Task input =>

▼▼▼

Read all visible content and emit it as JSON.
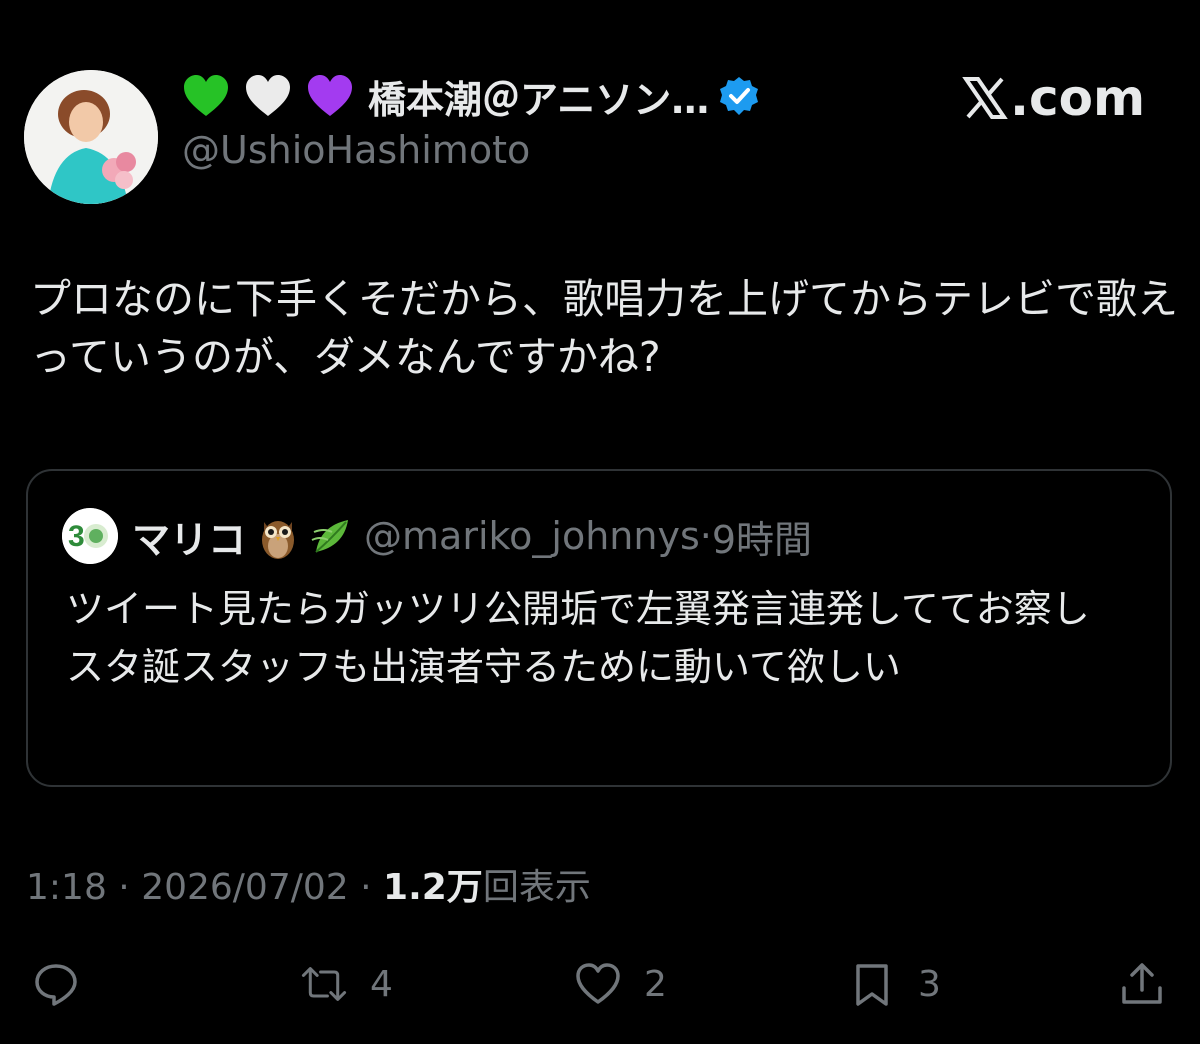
{
  "author": {
    "display_name": "橋本潮＠アニソン…",
    "handle": "@UshioHashimoto",
    "name_emojis": [
      "green-heart",
      "white-heart",
      "purple-heart"
    ],
    "verified": true
  },
  "brand": {
    "domain_text": ".com"
  },
  "tweet": {
    "text": "プロなのに下手くそだから、歌唱力を上げてからテレビで歌えっていうのが、ダメなんですかね?"
  },
  "quoted": {
    "display_name": "マリコ",
    "name_emojis": [
      "owl",
      "leaf-fluttering-in-wind"
    ],
    "handle": "@mariko_johnnys",
    "separator": "·",
    "time": "9時間",
    "text": "ツイート見たらガッツリ公開垢で左翼発言連発しててお察し\nスタ誕スタッフも出演者守るために動いて欲しい"
  },
  "meta": {
    "time": "1:18",
    "sep1": " · ",
    "date": "2026/07/02",
    "sep2": " · ",
    "views_count": "1.2万",
    "views_label": "回表示"
  },
  "actions": {
    "reply_count": "",
    "retweet_count": "4",
    "like_count": "2",
    "bookmark_count": "3"
  },
  "colors": {
    "background": "#000000",
    "text_primary": "#e7e9ea",
    "text_secondary": "#71767b",
    "border": "#2f3336",
    "verified_blue": "#1d9bf0"
  }
}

▲▲▲

Task description => Select all lines in the listing that include the word "handle".

Task solution =>
    "handle": "@UshioHashimoto",
    "handle": "@mariko_johnnys",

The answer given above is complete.